What the task requires | Every line below that holds the string "Online" should be copied out.
══ Information shown
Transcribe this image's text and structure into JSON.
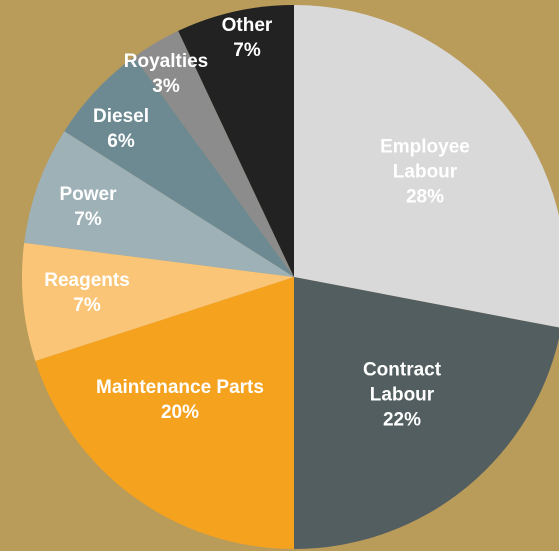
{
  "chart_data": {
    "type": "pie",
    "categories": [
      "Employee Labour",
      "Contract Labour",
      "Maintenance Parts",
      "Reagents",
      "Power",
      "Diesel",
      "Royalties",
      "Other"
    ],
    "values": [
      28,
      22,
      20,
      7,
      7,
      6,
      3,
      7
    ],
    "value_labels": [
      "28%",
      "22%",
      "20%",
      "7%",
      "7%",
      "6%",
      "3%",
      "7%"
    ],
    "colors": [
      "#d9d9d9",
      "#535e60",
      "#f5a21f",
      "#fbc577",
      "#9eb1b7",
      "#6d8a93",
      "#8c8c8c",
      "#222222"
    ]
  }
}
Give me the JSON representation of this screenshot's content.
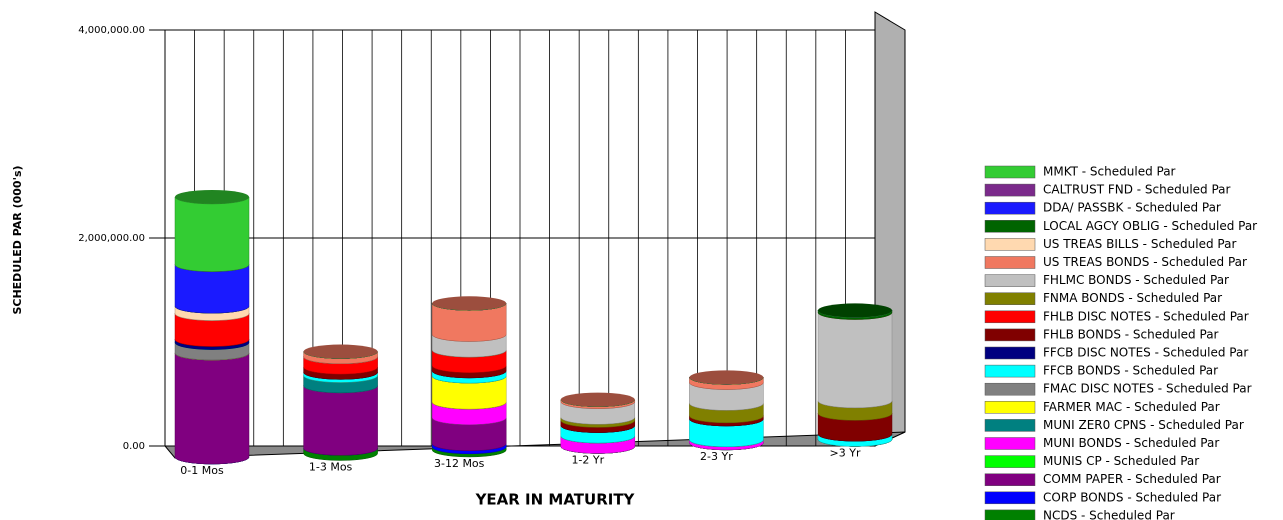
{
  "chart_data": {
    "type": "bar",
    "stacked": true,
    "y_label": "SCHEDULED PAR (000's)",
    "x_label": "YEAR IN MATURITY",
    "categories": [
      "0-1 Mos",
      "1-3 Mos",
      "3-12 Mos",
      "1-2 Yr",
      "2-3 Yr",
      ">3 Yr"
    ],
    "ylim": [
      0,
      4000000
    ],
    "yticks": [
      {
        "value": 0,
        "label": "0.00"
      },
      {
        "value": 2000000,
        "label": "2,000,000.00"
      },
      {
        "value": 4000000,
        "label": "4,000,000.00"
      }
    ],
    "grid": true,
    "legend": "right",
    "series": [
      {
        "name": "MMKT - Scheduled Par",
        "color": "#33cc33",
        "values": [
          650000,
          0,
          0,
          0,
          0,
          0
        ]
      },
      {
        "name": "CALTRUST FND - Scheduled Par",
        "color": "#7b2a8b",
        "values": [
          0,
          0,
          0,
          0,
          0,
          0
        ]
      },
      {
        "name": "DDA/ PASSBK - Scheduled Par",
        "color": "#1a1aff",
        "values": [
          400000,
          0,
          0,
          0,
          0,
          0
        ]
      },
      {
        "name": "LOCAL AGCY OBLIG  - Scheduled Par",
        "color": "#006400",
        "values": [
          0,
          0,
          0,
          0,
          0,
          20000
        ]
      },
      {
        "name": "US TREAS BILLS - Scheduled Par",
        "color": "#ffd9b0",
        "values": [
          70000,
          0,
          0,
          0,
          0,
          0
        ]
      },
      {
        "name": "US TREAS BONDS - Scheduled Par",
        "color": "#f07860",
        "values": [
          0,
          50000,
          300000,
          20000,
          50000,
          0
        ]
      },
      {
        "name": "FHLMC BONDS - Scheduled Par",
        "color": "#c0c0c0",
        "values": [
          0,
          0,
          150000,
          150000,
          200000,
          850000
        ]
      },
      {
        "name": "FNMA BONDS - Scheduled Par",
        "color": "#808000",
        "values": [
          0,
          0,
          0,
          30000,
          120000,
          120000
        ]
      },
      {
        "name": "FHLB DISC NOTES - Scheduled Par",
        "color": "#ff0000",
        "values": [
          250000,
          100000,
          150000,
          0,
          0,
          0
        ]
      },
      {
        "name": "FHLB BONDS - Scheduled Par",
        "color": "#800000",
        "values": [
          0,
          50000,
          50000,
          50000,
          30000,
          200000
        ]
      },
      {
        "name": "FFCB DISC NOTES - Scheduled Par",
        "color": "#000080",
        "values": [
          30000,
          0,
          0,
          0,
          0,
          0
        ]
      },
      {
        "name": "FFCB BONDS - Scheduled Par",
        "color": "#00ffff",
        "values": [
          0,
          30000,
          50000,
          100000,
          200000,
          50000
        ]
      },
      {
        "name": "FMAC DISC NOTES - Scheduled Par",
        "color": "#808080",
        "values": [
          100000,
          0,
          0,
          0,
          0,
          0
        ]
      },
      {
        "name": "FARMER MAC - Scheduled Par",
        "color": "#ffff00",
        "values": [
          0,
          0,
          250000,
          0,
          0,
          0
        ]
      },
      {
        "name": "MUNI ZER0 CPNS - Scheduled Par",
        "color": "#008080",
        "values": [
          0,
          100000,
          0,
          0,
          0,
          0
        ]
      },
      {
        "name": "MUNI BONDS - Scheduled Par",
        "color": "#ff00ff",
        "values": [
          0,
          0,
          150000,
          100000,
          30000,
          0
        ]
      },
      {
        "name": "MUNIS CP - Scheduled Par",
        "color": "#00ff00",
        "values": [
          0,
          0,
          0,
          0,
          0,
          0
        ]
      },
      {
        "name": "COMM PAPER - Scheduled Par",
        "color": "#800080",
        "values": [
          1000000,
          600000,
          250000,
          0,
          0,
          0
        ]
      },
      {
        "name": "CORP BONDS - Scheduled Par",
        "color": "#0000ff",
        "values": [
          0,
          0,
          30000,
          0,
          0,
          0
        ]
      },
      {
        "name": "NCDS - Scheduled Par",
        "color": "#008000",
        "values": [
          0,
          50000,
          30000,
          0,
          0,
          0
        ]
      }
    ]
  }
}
════
══ Information shown
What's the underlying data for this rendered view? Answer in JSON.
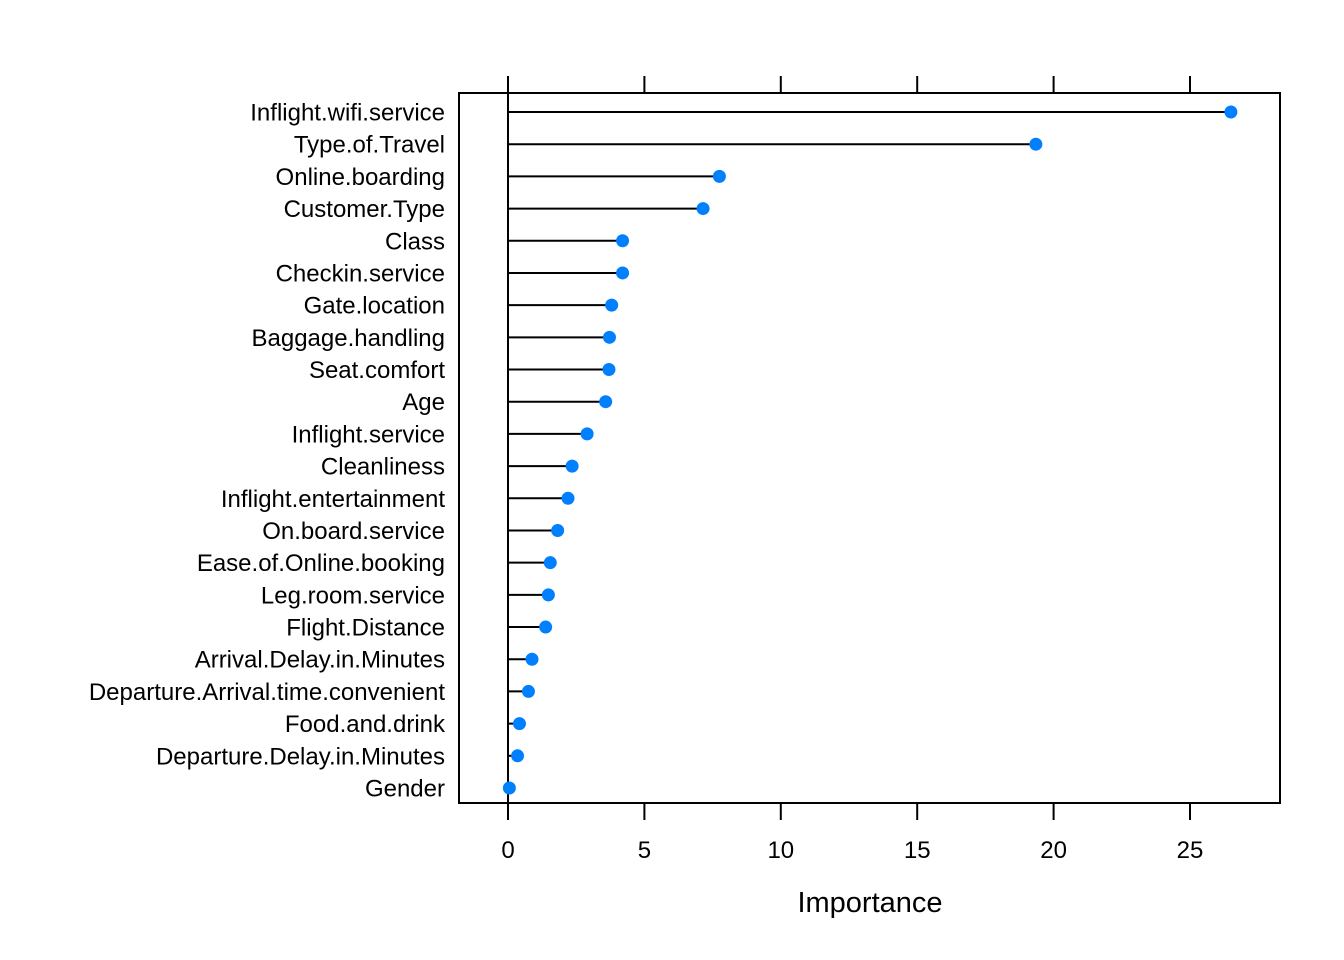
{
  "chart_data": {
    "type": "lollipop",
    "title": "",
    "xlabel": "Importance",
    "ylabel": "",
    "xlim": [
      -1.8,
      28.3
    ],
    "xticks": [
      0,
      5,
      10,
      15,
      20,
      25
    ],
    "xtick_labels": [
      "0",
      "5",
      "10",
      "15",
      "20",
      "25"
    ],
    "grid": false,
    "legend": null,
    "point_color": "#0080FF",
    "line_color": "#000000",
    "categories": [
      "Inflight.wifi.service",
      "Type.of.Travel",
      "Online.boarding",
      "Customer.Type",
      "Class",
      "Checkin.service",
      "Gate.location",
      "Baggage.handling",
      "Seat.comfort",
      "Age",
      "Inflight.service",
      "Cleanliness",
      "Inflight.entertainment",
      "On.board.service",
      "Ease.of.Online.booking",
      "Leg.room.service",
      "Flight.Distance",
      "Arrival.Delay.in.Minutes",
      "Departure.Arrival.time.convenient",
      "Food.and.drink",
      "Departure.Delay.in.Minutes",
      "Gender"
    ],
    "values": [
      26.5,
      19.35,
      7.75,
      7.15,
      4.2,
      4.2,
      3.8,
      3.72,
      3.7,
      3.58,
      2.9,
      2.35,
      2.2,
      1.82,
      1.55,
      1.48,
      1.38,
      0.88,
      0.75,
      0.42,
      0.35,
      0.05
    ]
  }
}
════
══ Information shown
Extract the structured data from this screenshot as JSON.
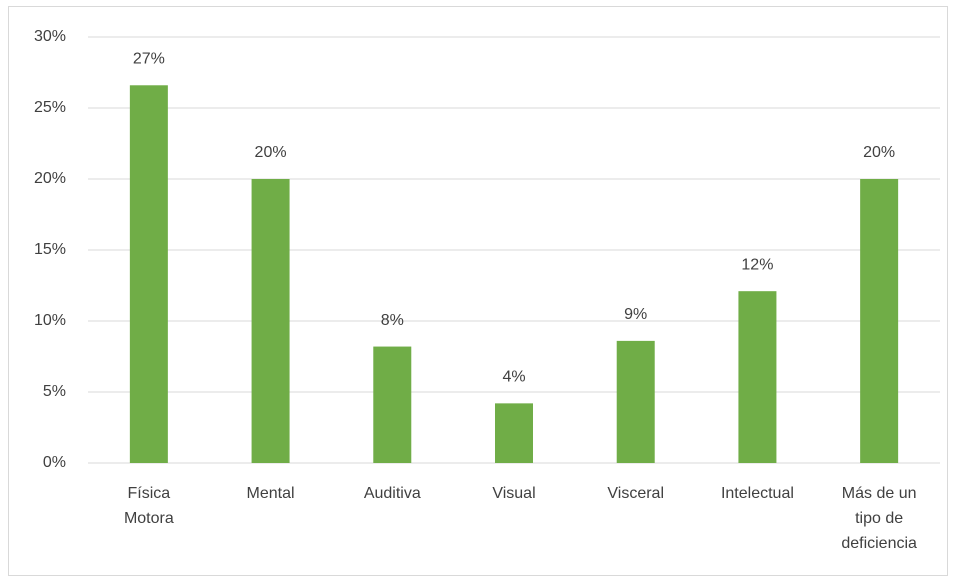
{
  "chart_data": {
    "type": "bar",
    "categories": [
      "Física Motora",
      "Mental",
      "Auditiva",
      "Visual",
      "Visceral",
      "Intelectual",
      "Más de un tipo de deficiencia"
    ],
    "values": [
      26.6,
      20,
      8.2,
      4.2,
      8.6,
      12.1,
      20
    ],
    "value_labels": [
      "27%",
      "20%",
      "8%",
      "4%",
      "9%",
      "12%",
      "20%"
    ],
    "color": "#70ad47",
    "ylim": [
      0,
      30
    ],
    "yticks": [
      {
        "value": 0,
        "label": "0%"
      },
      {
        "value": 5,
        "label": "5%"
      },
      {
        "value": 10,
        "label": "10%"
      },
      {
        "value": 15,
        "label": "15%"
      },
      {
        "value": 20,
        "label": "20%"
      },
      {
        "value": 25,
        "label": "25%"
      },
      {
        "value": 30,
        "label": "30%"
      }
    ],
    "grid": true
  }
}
════
Finished exercise |
      "Online.boarding",
      "Ease.of.Online.booking",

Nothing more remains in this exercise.